▶ [EXERCISE AIM] Starting at the line that contains "Localize each UI" and ending at the line that contains "Text: Band gap", rewrite only those rows with "Localize" replaced by "Locate" and everything else unchanged. Leave the pictures out of your answer.

▶ [DATA FOR THE TASK]
------------------------------
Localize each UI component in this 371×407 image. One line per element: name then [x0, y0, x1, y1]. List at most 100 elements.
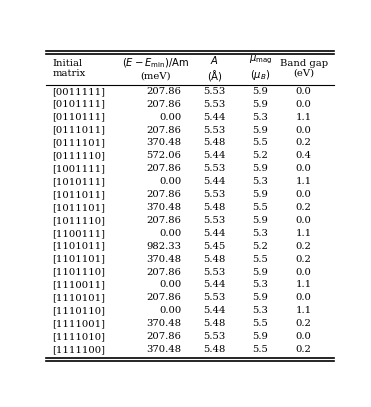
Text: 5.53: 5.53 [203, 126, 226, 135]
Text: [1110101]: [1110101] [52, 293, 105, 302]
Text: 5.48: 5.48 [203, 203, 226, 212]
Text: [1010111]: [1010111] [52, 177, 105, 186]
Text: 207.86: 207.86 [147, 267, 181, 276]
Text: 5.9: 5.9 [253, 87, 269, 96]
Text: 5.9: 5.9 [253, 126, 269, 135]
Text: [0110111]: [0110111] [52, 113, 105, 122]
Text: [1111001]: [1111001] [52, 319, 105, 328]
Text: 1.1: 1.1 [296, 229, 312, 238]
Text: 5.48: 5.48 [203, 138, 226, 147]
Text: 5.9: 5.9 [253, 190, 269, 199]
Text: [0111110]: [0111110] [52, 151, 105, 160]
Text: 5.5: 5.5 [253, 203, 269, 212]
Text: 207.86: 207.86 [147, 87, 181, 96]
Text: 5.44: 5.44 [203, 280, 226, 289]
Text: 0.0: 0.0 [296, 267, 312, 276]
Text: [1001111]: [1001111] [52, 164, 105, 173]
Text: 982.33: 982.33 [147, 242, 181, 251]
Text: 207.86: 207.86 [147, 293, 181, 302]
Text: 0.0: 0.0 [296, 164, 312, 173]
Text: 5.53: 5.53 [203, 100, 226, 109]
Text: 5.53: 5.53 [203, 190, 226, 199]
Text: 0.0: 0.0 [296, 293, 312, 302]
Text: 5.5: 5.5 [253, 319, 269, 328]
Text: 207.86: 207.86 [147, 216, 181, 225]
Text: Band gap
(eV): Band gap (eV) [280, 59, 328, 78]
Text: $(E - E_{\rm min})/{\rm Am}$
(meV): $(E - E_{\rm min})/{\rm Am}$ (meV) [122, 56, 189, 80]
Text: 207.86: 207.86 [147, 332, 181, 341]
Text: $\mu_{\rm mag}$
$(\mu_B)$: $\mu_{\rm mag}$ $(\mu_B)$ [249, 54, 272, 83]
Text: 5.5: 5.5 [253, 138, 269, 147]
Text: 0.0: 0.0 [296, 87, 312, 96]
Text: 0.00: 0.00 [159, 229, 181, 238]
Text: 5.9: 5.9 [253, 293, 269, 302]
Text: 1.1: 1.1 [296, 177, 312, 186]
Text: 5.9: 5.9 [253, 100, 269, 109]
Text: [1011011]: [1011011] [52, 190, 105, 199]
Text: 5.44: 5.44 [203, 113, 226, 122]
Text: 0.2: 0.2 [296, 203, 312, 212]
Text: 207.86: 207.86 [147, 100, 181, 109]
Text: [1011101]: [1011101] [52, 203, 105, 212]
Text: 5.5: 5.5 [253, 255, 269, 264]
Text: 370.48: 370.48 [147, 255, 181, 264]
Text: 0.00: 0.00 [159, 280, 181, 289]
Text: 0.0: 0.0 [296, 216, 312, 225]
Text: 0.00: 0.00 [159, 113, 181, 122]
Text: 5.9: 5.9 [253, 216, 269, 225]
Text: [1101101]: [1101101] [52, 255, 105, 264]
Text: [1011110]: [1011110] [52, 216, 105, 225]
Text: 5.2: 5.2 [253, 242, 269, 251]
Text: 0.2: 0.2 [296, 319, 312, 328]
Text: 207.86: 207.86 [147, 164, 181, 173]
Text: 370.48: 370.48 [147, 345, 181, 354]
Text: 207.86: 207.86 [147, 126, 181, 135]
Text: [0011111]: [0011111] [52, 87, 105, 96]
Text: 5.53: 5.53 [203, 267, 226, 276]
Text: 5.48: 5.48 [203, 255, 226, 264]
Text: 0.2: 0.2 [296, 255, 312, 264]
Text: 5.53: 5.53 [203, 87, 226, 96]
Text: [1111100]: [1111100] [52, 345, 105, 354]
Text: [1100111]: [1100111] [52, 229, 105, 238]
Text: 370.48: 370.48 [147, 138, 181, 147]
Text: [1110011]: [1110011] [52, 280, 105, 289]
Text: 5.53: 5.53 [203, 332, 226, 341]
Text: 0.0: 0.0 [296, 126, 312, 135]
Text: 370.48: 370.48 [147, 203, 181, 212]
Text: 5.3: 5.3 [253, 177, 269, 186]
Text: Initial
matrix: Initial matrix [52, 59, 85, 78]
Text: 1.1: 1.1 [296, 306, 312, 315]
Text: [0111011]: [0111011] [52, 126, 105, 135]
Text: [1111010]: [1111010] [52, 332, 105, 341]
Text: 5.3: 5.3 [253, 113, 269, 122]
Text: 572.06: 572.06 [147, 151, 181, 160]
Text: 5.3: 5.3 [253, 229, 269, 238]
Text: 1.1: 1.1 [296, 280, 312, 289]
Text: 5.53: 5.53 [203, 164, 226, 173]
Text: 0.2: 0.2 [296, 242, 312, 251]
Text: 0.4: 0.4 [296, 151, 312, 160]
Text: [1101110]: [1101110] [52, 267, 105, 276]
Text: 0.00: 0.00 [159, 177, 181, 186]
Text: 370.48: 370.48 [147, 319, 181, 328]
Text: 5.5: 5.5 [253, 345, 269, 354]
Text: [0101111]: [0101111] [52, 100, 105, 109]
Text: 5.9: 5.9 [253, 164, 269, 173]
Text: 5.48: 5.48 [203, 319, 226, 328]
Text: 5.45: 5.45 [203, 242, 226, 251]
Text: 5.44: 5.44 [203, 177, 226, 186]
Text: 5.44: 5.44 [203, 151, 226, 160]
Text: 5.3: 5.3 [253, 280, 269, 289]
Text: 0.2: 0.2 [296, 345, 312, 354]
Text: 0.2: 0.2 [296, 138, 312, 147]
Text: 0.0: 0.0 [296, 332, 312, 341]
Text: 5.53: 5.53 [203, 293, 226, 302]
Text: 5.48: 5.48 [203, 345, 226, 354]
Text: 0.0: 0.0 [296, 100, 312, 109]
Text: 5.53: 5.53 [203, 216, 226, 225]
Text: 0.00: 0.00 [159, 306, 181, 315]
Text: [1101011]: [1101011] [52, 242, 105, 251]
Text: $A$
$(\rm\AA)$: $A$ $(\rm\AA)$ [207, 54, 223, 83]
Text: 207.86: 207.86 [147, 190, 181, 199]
------------------------------
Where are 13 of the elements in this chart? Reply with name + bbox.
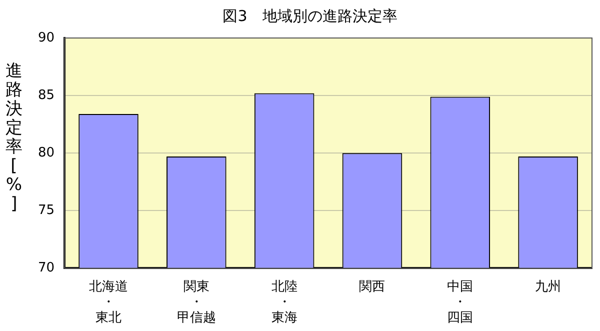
------------------------------
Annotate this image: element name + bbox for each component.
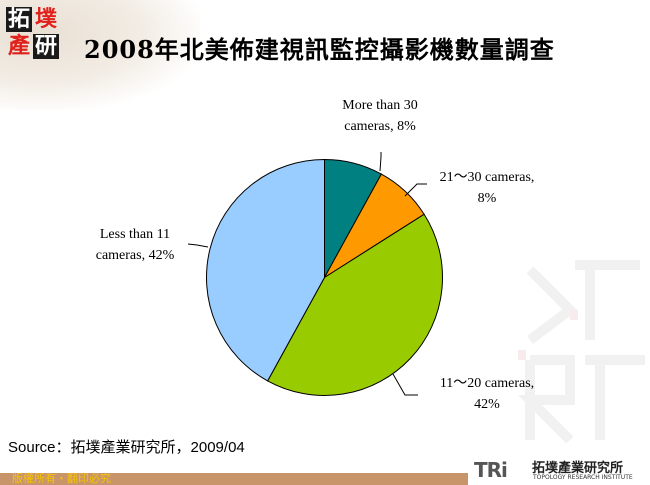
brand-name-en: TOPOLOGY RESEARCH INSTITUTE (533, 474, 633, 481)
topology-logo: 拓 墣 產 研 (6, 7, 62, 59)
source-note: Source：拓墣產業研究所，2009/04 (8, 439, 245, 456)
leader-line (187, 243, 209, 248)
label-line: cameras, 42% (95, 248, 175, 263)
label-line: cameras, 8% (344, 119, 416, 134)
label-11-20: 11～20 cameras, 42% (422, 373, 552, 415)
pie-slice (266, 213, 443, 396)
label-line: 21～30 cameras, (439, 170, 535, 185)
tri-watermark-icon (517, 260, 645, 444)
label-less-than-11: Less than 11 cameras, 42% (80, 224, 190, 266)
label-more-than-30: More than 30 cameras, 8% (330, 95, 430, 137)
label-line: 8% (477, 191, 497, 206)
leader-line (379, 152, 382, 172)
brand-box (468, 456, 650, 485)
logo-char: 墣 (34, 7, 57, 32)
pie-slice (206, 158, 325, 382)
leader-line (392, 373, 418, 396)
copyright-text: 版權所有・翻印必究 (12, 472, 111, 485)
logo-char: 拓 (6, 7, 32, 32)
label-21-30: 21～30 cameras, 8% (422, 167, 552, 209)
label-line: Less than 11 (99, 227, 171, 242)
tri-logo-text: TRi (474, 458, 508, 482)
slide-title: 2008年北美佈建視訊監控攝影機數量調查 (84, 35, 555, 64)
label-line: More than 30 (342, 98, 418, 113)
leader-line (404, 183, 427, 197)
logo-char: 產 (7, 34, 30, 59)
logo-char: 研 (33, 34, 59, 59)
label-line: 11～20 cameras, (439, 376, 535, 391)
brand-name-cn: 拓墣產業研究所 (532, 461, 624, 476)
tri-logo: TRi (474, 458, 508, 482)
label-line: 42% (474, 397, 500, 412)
------------------------------
▶ [RESULT FOR THIS EXERCISE]
Locate each UI component in this 371×407 image. One line per element: name then [x0, y0, x1, y1]. List at most 100 elements.
Text: 5.53: 5.53 [203, 126, 226, 135]
Text: [1110101]: [1110101] [52, 293, 105, 302]
Text: 5.48: 5.48 [203, 203, 226, 212]
Text: [1010111]: [1010111] [52, 177, 105, 186]
Text: 207.86: 207.86 [147, 267, 181, 276]
Text: 5.9: 5.9 [253, 87, 269, 96]
Text: 5.9: 5.9 [253, 126, 269, 135]
Text: [0110111]: [0110111] [52, 113, 105, 122]
Text: [1111001]: [1111001] [52, 319, 105, 328]
Text: 1.1: 1.1 [296, 229, 312, 238]
Text: 5.48: 5.48 [203, 138, 226, 147]
Text: 5.9: 5.9 [253, 190, 269, 199]
Text: [0111110]: [0111110] [52, 151, 105, 160]
Text: 5.5: 5.5 [253, 203, 269, 212]
Text: 207.86: 207.86 [147, 87, 181, 96]
Text: 5.44: 5.44 [203, 280, 226, 289]
Text: 0.0: 0.0 [296, 267, 312, 276]
Text: [1001111]: [1001111] [52, 164, 105, 173]
Text: 982.33: 982.33 [147, 242, 181, 251]
Text: 207.86: 207.86 [147, 293, 181, 302]
Text: 0.0: 0.0 [296, 164, 312, 173]
Text: 5.53: 5.53 [203, 100, 226, 109]
Text: 5.53: 5.53 [203, 190, 226, 199]
Text: 0.0: 0.0 [296, 293, 312, 302]
Text: 5.5: 5.5 [253, 319, 269, 328]
Text: 207.86: 207.86 [147, 216, 181, 225]
Text: Band gap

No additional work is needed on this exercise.